__EXERCISE AIM__
Leave out the pictures and repeat the rest of the material exactly.

__Dataset records__
:::

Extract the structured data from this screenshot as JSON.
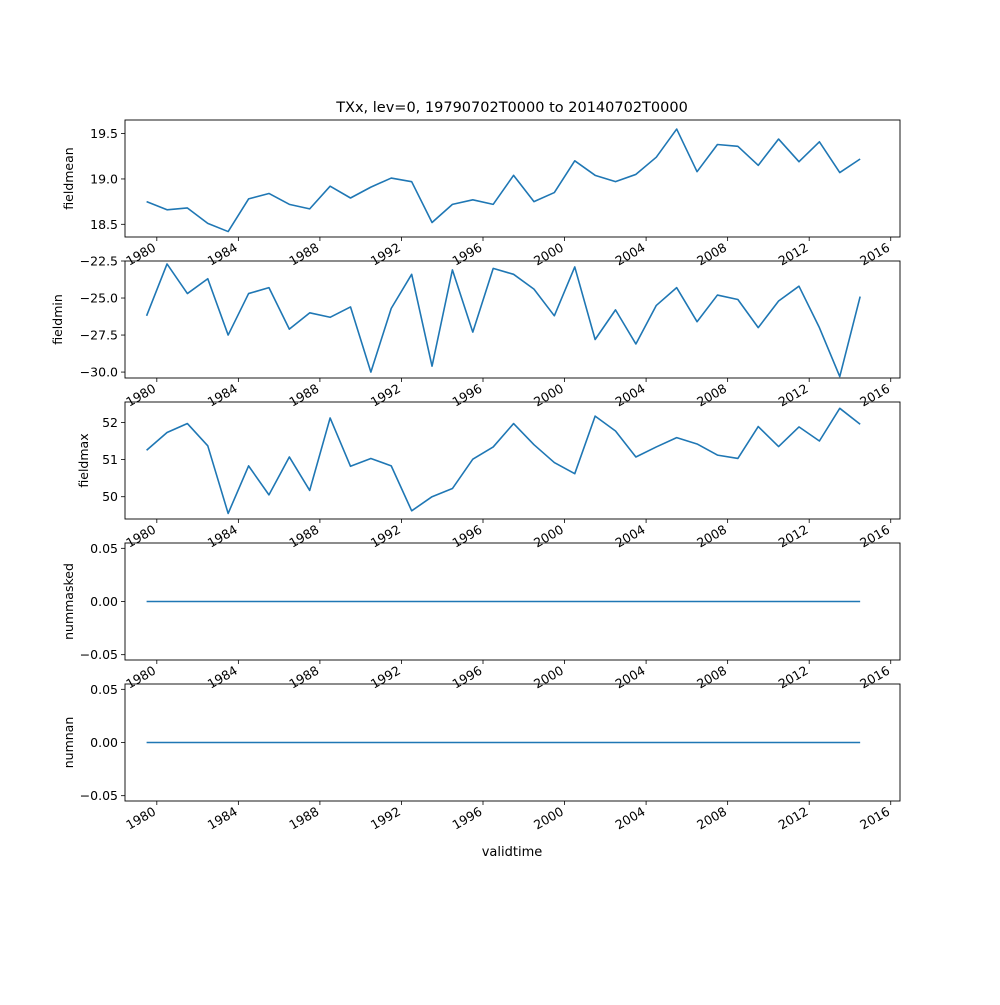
{
  "figure": {
    "title": "TXx, lev=0, 19790702T0000 to 20140702T0000",
    "xlabel": "validtime"
  },
  "chart_data": [
    {
      "type": "line",
      "ylabel": "fieldmean",
      "x_type": "date",
      "xlim": [
        "1978-06-10",
        "2016-06-15"
      ],
      "ylim": [
        18.36,
        19.65
      ],
      "x_ticks": [
        "1980",
        "1984",
        "1988",
        "1992",
        "1996",
        "2000",
        "2004",
        "2008",
        "2012",
        "2016"
      ],
      "y_ticks": [
        18.5,
        19.0,
        19.5
      ],
      "y_tick_labels": [
        "18.5",
        "19.0",
        "19.5"
      ],
      "color": "#1f77b4",
      "x": [
        "1979-07-02",
        "1980-07-02",
        "1981-07-02",
        "1982-07-02",
        "1983-07-02",
        "1984-07-02",
        "1985-07-02",
        "1986-07-02",
        "1987-07-02",
        "1988-07-02",
        "1989-07-02",
        "1990-07-02",
        "1991-07-02",
        "1992-07-02",
        "1993-07-02",
        "1994-07-02",
        "1995-07-02",
        "1996-07-02",
        "1997-07-02",
        "1998-07-02",
        "1999-07-02",
        "2000-07-02",
        "2001-07-02",
        "2002-07-02",
        "2003-07-02",
        "2004-07-02",
        "2005-07-02",
        "2006-07-02",
        "2007-07-02",
        "2008-07-02",
        "2009-07-02",
        "2010-07-02",
        "2011-07-02",
        "2012-07-02",
        "2013-07-02",
        "2014-07-02"
      ],
      "y": [
        18.75,
        18.66,
        18.68,
        18.51,
        18.42,
        18.78,
        18.84,
        18.72,
        18.67,
        18.92,
        18.79,
        18.91,
        19.01,
        18.97,
        18.52,
        18.72,
        18.77,
        18.72,
        19.04,
        18.75,
        18.85,
        19.2,
        19.04,
        18.97,
        19.05,
        19.24,
        19.55,
        19.08,
        19.38,
        19.36,
        19.15,
        19.44,
        19.19,
        19.41,
        19.07,
        19.22
      ]
    },
    {
      "type": "line",
      "ylabel": "fieldmin",
      "x_type": "date",
      "xlim": [
        "1978-06-10",
        "2016-06-15"
      ],
      "ylim": [
        -30.4,
        -22.5
      ],
      "x_ticks": [
        "1980",
        "1984",
        "1988",
        "1992",
        "1996",
        "2000",
        "2004",
        "2008",
        "2012",
        "2016"
      ],
      "y_ticks": [
        -30.0,
        -27.5,
        -25.0,
        -22.5
      ],
      "y_tick_labels": [
        "−30.0",
        "−27.5",
        "−25.0",
        "−22.5"
      ],
      "color": "#1f77b4",
      "x": [
        "1979-07-02",
        "1980-07-02",
        "1981-07-02",
        "1982-07-02",
        "1983-07-02",
        "1984-07-02",
        "1985-07-02",
        "1986-07-02",
        "1987-07-02",
        "1988-07-02",
        "1989-07-02",
        "1990-07-02",
        "1991-07-02",
        "1992-07-02",
        "1993-07-02",
        "1994-07-02",
        "1995-07-02",
        "1996-07-02",
        "1997-07-02",
        "1998-07-02",
        "1999-07-02",
        "2000-07-02",
        "2001-07-02",
        "2002-07-02",
        "2003-07-02",
        "2004-07-02",
        "2005-07-02",
        "2006-07-02",
        "2007-07-02",
        "2008-07-02",
        "2009-07-02",
        "2010-07-02",
        "2011-07-02",
        "2012-07-02",
        "2013-07-02",
        "2014-07-02"
      ],
      "y": [
        -26.2,
        -22.7,
        -24.7,
        -23.7,
        -27.5,
        -24.7,
        -24.3,
        -27.1,
        -26.0,
        -26.3,
        -25.6,
        -30.0,
        -25.7,
        -23.4,
        -29.6,
        -23.1,
        -27.3,
        -23.0,
        -23.4,
        -24.4,
        -26.2,
        -22.9,
        -27.8,
        -25.8,
        -28.1,
        -25.5,
        -24.3,
        -26.6,
        -24.8,
        -25.1,
        -27.0,
        -25.2,
        -24.2,
        -27.0,
        -30.3,
        -24.9
      ]
    },
    {
      "type": "line",
      "ylabel": "fieldmax",
      "x_type": "date",
      "xlim": [
        "1978-06-10",
        "2016-06-15"
      ],
      "ylim": [
        49.4,
        52.55
      ],
      "x_ticks": [
        "1980",
        "1984",
        "1988",
        "1992",
        "1996",
        "2000",
        "2004",
        "2008",
        "2012",
        "2016"
      ],
      "y_ticks": [
        50,
        51,
        52
      ],
      "y_tick_labels": [
        "50",
        "51",
        "52"
      ],
      "color": "#1f77b4",
      "x": [
        "1979-07-02",
        "1980-07-02",
        "1981-07-02",
        "1982-07-02",
        "1983-07-02",
        "1984-07-02",
        "1985-07-02",
        "1986-07-02",
        "1987-07-02",
        "1988-07-02",
        "1989-07-02",
        "1990-07-02",
        "1991-07-02",
        "1992-07-02",
        "1993-07-02",
        "1994-07-02",
        "1995-07-02",
        "1996-07-02",
        "1997-07-02",
        "1998-07-02",
        "1999-07-02",
        "2000-07-02",
        "2001-07-02",
        "2002-07-02",
        "2003-07-02",
        "2004-07-02",
        "2005-07-02",
        "2006-07-02",
        "2007-07-02",
        "2008-07-02",
        "2009-07-02",
        "2010-07-02",
        "2011-07-02",
        "2012-07-02",
        "2013-07-02",
        "2014-07-02"
      ],
      "y": [
        51.25,
        51.73,
        51.97,
        51.37,
        49.55,
        50.83,
        50.05,
        51.07,
        50.17,
        52.12,
        50.82,
        51.03,
        50.83,
        49.62,
        50.0,
        50.22,
        51.01,
        51.34,
        51.97,
        51.4,
        50.92,
        50.62,
        52.17,
        51.77,
        51.07,
        51.34,
        51.59,
        51.42,
        51.12,
        51.03,
        51.89,
        51.35,
        51.88,
        51.5,
        52.38,
        51.95
      ]
    },
    {
      "type": "line",
      "ylabel": "nummasked",
      "x_type": "date",
      "xlim": [
        "1978-06-10",
        "2016-06-15"
      ],
      "ylim": [
        -0.055,
        0.055
      ],
      "x_ticks": [
        "1980",
        "1984",
        "1988",
        "1992",
        "1996",
        "2000",
        "2004",
        "2008",
        "2012",
        "2016"
      ],
      "y_ticks": [
        -0.05,
        0.0,
        0.05
      ],
      "y_tick_labels": [
        "−0.05",
        "0.00",
        "0.05"
      ],
      "color": "#1f77b4",
      "x": [
        "1979-07-02",
        "2014-07-02"
      ],
      "y": [
        0,
        0
      ]
    },
    {
      "type": "line",
      "ylabel": "numnan",
      "x_type": "date",
      "xlim": [
        "1978-06-10",
        "2016-06-15"
      ],
      "ylim": [
        -0.055,
        0.055
      ],
      "x_ticks": [
        "1980",
        "1984",
        "1988",
        "1992",
        "1996",
        "2000",
        "2004",
        "2008",
        "2012",
        "2016"
      ],
      "y_ticks": [
        -0.05,
        0.0,
        0.05
      ],
      "y_tick_labels": [
        "−0.05",
        "0.00",
        "0.05"
      ],
      "color": "#1f77b4",
      "x": [
        "1979-07-02",
        "2014-07-02"
      ],
      "y": [
        0,
        0
      ]
    }
  ]
}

:::

__RESPONSE TO THIS EXERCISE__
Extract the structured data from this screenshot as JSON.
{
  "figure": {
    "title": "TXx, lev=0, 19790702T0000 to 20140702T0000",
    "xlabel": "validtime"
  },
  "chart_data": [
    {
      "type": "line",
      "ylabel": "fieldmean",
      "x_type": "date",
      "xlim": [
        "1978-06-10",
        "2016-06-15"
      ],
      "ylim": [
        18.36,
        19.65
      ],
      "x_ticks": [
        "1980",
        "1984",
        "1988",
        "1992",
        "1996",
        "2000",
        "2004",
        "2008",
        "2012",
        "2016"
      ],
      "y_ticks": [
        18.5,
        19.0,
        19.5
      ],
      "y_tick_labels": [
        "18.5",
        "19.0",
        "19.5"
      ],
      "color": "#1f77b4",
      "x": [
        "1979-07-02",
        "1980-07-02",
        "1981-07-02",
        "1982-07-02",
        "1983-07-02",
        "1984-07-02",
        "1985-07-02",
        "1986-07-02",
        "1987-07-02",
        "1988-07-02",
        "1989-07-02",
        "1990-07-02",
        "1991-07-02",
        "1992-07-02",
        "1993-07-02",
        "1994-07-02",
        "1995-07-02",
        "1996-07-02",
        "1997-07-02",
        "1998-07-02",
        "1999-07-02",
        "2000-07-02",
        "2001-07-02",
        "2002-07-02",
        "2003-07-02",
        "2004-07-02",
        "2005-07-02",
        "2006-07-02",
        "2007-07-02",
        "2008-07-02",
        "2009-07-02",
        "2010-07-02",
        "2011-07-02",
        "2012-07-02",
        "2013-07-02",
        "2014-07-02"
      ],
      "y": [
        18.75,
        18.66,
        18.68,
        18.51,
        18.42,
        18.78,
        18.84,
        18.72,
        18.67,
        18.92,
        18.79,
        18.91,
        19.01,
        18.97,
        18.52,
        18.72,
        18.77,
        18.72,
        19.04,
        18.75,
        18.85,
        19.2,
        19.04,
        18.97,
        19.05,
        19.24,
        19.55,
        19.08,
        19.38,
        19.36,
        19.15,
        19.44,
        19.19,
        19.41,
        19.07,
        19.22
      ]
    },
    {
      "type": "line",
      "ylabel": "fieldmin",
      "x_type": "date",
      "xlim": [
        "1978-06-10",
        "2016-06-15"
      ],
      "ylim": [
        -30.4,
        -22.5
      ],
      "x_ticks": [
        "1980",
        "1984",
        "1988",
        "1992",
        "1996",
        "2000",
        "2004",
        "2008",
        "2012",
        "2016"
      ],
      "y_ticks": [
        -30.0,
        -27.5,
        -25.0,
        -22.5
      ],
      "y_tick_labels": [
        "−30.0",
        "−27.5",
        "−25.0",
        "−22.5"
      ],
      "color": "#1f77b4",
      "x": [
        "1979-07-02",
        "1980-07-02",
        "1981-07-02",
        "1982-07-02",
        "1983-07-02",
        "1984-07-02",
        "1985-07-02",
        "1986-07-02",
        "1987-07-02",
        "1988-07-02",
        "1989-07-02",
        "1990-07-02",
        "1991-07-02",
        "1992-07-02",
        "1993-07-02",
        "1994-07-02",
        "1995-07-02",
        "1996-07-02",
        "1997-07-02",
        "1998-07-02",
        "1999-07-02",
        "2000-07-02",
        "2001-07-02",
        "2002-07-02",
        "2003-07-02",
        "2004-07-02",
        "2005-07-02",
        "2006-07-02",
        "2007-07-02",
        "2008-07-02",
        "2009-07-02",
        "2010-07-02",
        "2011-07-02",
        "2012-07-02",
        "2013-07-02",
        "2014-07-02"
      ],
      "y": [
        -26.2,
        -22.7,
        -24.7,
        -23.7,
        -27.5,
        -24.7,
        -24.3,
        -27.1,
        -26.0,
        -26.3,
        -25.6,
        -30.0,
        -25.7,
        -23.4,
        -29.6,
        -23.1,
        -27.3,
        -23.0,
        -23.4,
        -24.4,
        -26.2,
        -22.9,
        -27.8,
        -25.8,
        -28.1,
        -25.5,
        -24.3,
        -26.6,
        -24.8,
        -25.1,
        -27.0,
        -25.2,
        -24.2,
        -27.0,
        -30.3,
        -24.9
      ]
    },
    {
      "type": "line",
      "ylabel": "fieldmax",
      "x_type": "date",
      "xlim": [
        "1978-06-10",
        "2016-06-15"
      ],
      "ylim": [
        49.4,
        52.55
      ],
      "x_ticks": [
        "1980",
        "1984",
        "1988",
        "1992",
        "1996",
        "2000",
        "2004",
        "2008",
        "2012",
        "2016"
      ],
      "y_ticks": [
        50,
        51,
        52
      ],
      "y_tick_labels": [
        "50",
        "51",
        "52"
      ],
      "color": "#1f77b4",
      "x": [
        "1979-07-02",
        "1980-07-02",
        "1981-07-02",
        "1982-07-02",
        "1983-07-02",
        "1984-07-02",
        "1985-07-02",
        "1986-07-02",
        "1987-07-02",
        "1988-07-02",
        "1989-07-02",
        "1990-07-02",
        "1991-07-02",
        "1992-07-02",
        "1993-07-02",
        "1994-07-02",
        "1995-07-02",
        "1996-07-02",
        "1997-07-02",
        "1998-07-02",
        "1999-07-02",
        "2000-07-02",
        "2001-07-02",
        "2002-07-02",
        "2003-07-02",
        "2004-07-02",
        "2005-07-02",
        "2006-07-02",
        "2007-07-02",
        "2008-07-02",
        "2009-07-02",
        "2010-07-02",
        "2011-07-02",
        "2012-07-02",
        "2013-07-02",
        "2014-07-02"
      ],
      "y": [
        51.25,
        51.73,
        51.97,
        51.37,
        49.55,
        50.83,
        50.05,
        51.07,
        50.17,
        52.12,
        50.82,
        51.03,
        50.83,
        49.62,
        50.0,
        50.22,
        51.01,
        51.34,
        51.97,
        51.4,
        50.92,
        50.62,
        52.17,
        51.77,
        51.07,
        51.34,
        51.59,
        51.42,
        51.12,
        51.03,
        51.89,
        51.35,
        51.88,
        51.5,
        52.38,
        51.95
      ]
    },
    {
      "type": "line",
      "ylabel": "nummasked",
      "x_type": "date",
      "xlim": [
        "1978-06-10",
        "2016-06-15"
      ],
      "ylim": [
        -0.055,
        0.055
      ],
      "x_ticks": [
        "1980",
        "1984",
        "1988",
        "1992",
        "1996",
        "2000",
        "2004",
        "2008",
        "2012",
        "2016"
      ],
      "y_ticks": [
        -0.05,
        0.0,
        0.05
      ],
      "y_tick_labels": [
        "−0.05",
        "0.00",
        "0.05"
      ],
      "color": "#1f77b4",
      "x": [
        "1979-07-02",
        "2014-07-02"
      ],
      "y": [
        0,
        0
      ]
    },
    {
      "type": "line",
      "ylabel": "numnan",
      "x_type": "date",
      "xlim": [
        "1978-06-10",
        "2016-06-15"
      ],
      "ylim": [
        -0.055,
        0.055
      ],
      "x_ticks": [
        "1980",
        "1984",
        "1988",
        "1992",
        "1996",
        "2000",
        "2004",
        "2008",
        "2012",
        "2016"
      ],
      "y_ticks": [
        -0.05,
        0.0,
        0.05
      ],
      "y_tick_labels": [
        "−0.05",
        "0.00",
        "0.05"
      ],
      "color": "#1f77b4",
      "x": [
        "1979-07-02",
        "2014-07-02"
      ],
      "y": [
        0,
        0
      ]
    }
  ]
}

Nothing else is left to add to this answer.